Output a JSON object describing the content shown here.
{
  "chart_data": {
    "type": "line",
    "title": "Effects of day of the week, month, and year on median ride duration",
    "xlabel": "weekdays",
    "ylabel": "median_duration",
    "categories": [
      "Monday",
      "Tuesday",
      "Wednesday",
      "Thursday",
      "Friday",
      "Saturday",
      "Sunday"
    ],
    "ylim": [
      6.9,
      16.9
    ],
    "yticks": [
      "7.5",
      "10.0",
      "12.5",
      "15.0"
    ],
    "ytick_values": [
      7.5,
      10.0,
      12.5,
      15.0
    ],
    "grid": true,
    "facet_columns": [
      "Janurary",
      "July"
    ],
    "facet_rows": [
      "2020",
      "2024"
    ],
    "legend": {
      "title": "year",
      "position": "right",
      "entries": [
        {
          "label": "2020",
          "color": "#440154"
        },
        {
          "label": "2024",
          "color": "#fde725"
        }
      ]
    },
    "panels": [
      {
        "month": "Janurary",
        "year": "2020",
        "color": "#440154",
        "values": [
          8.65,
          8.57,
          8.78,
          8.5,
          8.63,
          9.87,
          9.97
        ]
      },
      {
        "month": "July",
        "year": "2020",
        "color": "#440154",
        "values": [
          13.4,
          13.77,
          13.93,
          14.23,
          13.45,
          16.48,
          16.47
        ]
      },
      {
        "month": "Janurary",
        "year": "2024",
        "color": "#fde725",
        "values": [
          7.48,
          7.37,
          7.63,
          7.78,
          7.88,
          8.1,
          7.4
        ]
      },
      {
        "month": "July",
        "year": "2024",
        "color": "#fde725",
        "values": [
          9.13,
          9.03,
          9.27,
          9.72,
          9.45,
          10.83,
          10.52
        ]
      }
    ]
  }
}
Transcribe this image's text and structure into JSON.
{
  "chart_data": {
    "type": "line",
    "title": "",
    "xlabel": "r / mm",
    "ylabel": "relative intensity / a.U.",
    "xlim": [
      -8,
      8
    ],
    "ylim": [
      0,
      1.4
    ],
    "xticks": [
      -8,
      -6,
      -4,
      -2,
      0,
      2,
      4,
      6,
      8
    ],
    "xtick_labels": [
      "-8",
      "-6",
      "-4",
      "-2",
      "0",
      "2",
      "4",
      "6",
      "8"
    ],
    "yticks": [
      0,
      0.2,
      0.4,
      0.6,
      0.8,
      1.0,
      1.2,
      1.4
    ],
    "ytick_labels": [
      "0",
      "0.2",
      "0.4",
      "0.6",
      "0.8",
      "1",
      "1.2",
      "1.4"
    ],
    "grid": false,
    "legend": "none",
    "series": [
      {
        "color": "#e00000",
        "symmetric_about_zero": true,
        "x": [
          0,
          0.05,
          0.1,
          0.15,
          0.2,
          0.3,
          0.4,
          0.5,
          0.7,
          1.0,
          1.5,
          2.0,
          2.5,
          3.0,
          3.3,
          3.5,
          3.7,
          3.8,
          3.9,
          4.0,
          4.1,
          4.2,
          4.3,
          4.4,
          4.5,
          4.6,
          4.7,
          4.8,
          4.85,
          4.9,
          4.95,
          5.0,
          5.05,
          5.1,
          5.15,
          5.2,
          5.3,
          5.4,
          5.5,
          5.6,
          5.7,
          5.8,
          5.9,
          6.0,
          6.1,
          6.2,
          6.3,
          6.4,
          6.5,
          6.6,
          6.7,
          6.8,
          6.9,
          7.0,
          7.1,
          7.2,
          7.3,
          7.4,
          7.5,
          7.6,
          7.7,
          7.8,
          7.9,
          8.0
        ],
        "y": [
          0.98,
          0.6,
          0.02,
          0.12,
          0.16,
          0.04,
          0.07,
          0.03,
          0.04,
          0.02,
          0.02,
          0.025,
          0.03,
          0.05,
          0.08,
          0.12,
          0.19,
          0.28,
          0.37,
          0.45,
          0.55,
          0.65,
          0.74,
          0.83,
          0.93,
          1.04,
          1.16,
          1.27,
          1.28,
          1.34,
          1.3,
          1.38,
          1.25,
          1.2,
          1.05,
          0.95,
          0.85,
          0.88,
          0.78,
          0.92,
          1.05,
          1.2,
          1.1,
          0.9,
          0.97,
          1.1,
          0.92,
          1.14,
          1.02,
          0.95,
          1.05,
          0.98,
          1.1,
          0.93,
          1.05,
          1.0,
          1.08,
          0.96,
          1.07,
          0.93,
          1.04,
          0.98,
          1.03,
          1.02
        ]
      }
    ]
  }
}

---*---

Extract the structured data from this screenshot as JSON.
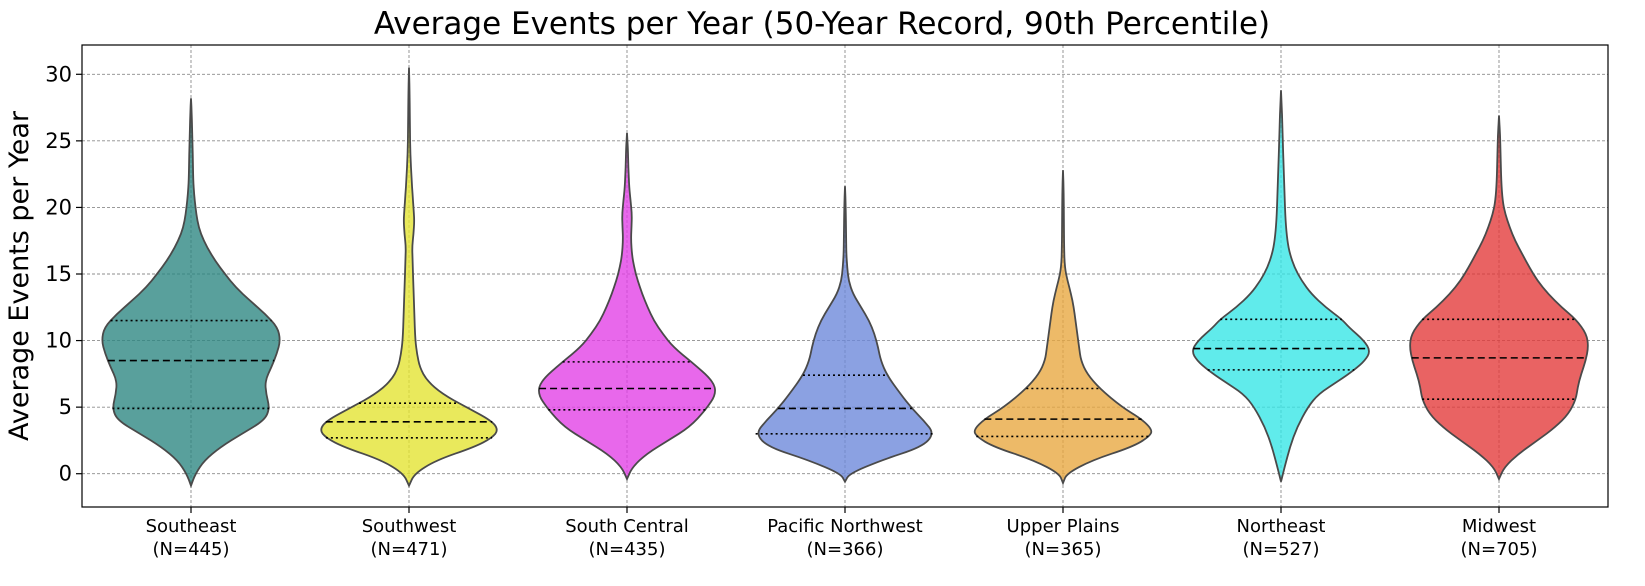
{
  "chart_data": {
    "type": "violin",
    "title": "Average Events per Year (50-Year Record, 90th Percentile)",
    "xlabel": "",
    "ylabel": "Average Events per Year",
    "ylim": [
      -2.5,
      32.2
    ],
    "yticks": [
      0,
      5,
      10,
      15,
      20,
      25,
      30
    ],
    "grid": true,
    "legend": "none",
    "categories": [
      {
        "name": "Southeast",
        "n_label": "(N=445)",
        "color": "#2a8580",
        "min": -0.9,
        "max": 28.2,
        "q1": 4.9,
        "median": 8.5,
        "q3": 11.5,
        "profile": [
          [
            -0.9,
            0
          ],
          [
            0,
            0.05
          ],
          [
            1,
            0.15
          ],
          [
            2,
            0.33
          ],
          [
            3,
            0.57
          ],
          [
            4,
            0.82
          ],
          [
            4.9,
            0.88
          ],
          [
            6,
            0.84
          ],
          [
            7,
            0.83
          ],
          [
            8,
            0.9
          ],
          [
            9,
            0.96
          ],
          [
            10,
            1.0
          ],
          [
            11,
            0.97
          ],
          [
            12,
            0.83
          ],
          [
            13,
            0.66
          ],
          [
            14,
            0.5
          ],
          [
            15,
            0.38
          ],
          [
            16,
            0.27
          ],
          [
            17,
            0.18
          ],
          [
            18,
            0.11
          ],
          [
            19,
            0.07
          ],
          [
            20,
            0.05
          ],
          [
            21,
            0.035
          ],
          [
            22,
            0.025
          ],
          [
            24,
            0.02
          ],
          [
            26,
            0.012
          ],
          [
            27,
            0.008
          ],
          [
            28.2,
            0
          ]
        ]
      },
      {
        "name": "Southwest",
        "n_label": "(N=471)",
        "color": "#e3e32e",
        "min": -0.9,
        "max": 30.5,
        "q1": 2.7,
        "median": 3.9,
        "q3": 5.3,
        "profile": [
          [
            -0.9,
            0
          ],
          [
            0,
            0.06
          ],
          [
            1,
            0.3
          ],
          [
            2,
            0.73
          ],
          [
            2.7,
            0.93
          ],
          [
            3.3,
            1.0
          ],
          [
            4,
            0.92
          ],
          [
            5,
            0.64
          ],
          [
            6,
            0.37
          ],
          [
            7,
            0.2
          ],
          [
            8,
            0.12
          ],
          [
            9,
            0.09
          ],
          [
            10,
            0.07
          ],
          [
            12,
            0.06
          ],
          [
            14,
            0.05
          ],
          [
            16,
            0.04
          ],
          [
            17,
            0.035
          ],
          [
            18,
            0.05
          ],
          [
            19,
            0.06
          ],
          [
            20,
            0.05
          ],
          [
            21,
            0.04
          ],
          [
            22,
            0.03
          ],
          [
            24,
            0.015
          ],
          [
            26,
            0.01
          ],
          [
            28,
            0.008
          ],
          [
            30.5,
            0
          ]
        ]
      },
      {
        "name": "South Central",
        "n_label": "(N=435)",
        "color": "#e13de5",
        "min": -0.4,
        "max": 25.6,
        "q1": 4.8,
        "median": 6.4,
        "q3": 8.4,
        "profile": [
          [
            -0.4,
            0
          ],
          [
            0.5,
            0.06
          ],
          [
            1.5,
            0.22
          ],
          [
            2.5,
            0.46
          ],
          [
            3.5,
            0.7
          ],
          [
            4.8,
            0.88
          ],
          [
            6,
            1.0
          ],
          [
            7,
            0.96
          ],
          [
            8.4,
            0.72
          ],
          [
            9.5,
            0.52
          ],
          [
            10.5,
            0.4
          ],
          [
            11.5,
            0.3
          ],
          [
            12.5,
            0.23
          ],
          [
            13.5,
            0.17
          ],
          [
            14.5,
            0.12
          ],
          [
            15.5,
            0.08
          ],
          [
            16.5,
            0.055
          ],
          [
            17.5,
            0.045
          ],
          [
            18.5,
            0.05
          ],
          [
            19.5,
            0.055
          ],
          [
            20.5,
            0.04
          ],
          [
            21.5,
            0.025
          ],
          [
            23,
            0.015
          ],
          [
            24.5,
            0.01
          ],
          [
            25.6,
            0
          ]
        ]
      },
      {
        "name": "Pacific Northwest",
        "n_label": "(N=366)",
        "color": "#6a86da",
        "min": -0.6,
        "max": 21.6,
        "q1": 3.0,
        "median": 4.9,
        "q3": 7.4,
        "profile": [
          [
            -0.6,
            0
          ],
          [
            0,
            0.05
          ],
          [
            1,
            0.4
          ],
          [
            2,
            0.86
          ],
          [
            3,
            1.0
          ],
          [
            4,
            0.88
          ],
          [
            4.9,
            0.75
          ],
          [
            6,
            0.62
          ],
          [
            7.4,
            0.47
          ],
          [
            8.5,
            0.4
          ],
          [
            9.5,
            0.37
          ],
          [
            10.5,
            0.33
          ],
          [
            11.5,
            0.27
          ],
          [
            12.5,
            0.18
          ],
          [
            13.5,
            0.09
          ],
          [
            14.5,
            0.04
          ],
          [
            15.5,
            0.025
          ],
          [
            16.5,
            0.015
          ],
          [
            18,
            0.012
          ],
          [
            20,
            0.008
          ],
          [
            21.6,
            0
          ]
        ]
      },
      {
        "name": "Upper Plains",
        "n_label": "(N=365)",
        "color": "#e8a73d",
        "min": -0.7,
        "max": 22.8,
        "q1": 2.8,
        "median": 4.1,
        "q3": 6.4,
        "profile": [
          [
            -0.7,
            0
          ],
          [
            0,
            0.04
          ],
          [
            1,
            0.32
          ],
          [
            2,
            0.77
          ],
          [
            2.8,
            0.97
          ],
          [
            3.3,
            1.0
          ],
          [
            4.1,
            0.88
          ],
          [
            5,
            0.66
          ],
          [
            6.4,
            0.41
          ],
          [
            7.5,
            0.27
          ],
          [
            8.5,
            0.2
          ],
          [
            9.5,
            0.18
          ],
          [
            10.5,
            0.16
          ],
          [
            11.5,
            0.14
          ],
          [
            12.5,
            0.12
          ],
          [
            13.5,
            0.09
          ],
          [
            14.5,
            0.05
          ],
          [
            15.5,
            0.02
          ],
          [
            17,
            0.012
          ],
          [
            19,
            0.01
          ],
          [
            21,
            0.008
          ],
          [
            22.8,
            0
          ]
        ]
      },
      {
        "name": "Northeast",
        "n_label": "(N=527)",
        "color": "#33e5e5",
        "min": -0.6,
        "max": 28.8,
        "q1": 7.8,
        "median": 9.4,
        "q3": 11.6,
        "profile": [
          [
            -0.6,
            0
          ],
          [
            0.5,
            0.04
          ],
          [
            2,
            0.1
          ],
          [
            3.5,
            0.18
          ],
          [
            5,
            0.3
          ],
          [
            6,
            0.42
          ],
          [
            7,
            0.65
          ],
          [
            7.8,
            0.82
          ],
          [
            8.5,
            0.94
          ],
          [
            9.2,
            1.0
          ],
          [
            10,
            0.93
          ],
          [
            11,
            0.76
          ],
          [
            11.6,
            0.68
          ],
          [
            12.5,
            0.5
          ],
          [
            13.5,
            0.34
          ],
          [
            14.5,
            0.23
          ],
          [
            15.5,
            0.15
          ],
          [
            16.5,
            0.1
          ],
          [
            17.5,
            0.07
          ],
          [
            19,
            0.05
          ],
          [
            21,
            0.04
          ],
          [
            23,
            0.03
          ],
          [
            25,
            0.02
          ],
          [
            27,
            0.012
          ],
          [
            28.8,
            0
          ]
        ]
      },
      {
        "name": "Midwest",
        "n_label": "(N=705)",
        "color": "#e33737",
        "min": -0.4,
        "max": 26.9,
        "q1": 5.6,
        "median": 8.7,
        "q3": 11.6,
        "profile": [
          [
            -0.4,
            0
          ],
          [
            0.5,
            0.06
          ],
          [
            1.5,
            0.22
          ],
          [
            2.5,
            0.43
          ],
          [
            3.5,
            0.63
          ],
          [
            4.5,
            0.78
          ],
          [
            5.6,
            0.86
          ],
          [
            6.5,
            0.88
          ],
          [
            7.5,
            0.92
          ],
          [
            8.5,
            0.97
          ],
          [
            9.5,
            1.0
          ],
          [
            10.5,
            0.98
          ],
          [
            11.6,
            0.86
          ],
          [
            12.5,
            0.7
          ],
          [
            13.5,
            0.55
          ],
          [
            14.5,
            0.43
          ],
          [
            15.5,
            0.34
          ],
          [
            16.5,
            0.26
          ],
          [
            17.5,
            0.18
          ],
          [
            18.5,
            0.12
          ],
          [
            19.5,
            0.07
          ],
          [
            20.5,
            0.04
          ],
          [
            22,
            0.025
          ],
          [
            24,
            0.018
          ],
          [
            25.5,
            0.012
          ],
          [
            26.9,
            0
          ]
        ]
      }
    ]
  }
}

---*---

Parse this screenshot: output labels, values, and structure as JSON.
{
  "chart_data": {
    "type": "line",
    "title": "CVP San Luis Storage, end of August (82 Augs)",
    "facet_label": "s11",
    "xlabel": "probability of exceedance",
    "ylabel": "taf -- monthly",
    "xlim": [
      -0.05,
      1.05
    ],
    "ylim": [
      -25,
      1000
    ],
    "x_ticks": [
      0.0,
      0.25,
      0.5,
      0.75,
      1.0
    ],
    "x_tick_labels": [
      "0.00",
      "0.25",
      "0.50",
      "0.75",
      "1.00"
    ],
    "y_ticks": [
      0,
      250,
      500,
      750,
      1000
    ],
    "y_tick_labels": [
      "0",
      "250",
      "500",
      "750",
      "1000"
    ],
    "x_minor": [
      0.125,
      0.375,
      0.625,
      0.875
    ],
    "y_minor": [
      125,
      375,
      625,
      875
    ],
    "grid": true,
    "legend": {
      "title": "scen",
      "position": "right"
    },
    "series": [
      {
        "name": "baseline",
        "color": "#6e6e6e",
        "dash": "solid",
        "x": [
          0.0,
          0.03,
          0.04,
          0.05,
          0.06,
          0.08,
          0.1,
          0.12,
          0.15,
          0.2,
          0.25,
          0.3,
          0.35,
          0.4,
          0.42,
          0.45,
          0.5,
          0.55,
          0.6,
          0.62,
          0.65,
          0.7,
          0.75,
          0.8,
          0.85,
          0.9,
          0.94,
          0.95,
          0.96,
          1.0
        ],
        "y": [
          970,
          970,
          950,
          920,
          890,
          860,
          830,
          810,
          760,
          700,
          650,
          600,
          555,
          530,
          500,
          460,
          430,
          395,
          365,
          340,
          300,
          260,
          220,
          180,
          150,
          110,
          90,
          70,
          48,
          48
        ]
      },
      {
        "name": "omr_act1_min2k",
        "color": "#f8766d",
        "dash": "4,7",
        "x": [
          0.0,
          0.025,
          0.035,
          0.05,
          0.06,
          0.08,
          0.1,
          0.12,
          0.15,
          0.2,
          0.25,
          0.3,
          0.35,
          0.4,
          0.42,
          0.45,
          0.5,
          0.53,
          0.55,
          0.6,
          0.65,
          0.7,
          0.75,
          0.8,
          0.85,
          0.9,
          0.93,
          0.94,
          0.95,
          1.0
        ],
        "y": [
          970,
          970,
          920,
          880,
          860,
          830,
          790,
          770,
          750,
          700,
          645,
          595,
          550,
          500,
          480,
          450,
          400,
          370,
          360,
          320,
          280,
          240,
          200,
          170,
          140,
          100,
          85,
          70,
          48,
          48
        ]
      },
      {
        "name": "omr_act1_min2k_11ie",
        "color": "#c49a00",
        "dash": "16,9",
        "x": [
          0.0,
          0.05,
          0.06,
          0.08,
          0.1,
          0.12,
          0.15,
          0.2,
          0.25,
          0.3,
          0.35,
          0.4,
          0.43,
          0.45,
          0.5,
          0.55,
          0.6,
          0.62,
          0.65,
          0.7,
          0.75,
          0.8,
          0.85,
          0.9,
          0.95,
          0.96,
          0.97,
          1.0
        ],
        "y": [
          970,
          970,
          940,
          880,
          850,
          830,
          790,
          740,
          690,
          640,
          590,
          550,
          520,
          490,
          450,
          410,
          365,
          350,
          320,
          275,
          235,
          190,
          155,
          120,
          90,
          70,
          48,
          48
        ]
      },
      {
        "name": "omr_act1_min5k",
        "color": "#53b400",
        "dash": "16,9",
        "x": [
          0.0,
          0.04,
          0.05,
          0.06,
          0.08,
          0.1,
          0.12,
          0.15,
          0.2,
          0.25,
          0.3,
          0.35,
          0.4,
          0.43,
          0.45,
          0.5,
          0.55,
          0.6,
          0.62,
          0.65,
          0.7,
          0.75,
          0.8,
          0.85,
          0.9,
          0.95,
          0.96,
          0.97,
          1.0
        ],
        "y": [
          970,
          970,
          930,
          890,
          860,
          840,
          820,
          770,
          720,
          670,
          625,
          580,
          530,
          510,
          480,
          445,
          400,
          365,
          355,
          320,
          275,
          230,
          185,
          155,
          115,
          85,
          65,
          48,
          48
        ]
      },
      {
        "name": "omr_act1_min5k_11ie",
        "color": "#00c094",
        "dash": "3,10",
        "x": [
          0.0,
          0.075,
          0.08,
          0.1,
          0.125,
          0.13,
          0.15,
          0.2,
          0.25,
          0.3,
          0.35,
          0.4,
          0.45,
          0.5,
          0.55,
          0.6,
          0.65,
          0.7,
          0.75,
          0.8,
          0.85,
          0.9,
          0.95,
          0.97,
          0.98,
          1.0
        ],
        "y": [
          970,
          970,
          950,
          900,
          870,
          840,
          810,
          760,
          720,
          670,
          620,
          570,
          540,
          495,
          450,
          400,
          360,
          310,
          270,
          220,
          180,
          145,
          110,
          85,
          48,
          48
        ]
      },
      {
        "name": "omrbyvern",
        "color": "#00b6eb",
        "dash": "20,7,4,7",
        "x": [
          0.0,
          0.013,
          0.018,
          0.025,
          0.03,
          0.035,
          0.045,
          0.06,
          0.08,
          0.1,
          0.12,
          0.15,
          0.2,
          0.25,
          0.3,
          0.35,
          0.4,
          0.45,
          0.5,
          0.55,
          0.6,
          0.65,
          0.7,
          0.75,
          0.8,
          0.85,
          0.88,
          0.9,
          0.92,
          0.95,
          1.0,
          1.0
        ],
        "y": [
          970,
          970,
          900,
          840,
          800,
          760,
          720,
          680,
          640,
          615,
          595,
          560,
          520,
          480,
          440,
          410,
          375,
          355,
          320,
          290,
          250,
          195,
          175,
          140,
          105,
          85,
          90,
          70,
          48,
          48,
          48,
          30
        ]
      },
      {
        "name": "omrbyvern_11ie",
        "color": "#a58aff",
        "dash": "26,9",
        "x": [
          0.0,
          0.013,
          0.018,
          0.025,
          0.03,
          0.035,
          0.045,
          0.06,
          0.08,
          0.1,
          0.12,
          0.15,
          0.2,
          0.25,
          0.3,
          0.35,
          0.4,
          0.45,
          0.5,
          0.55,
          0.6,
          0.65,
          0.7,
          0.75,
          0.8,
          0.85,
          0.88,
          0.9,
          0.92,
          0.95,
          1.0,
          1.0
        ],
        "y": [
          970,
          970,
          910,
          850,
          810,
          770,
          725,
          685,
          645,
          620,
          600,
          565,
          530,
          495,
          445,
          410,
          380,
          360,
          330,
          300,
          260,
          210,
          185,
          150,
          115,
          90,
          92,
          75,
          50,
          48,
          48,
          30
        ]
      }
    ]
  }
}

---*---

Show all lines in the entries above where the string "this" appears.

# Correct answer
Transcribe this image's text and structure into JSON.
Extract the structured data from this screenshot as JSON.
Parse this screenshot: output labels, values, and structure as JSON.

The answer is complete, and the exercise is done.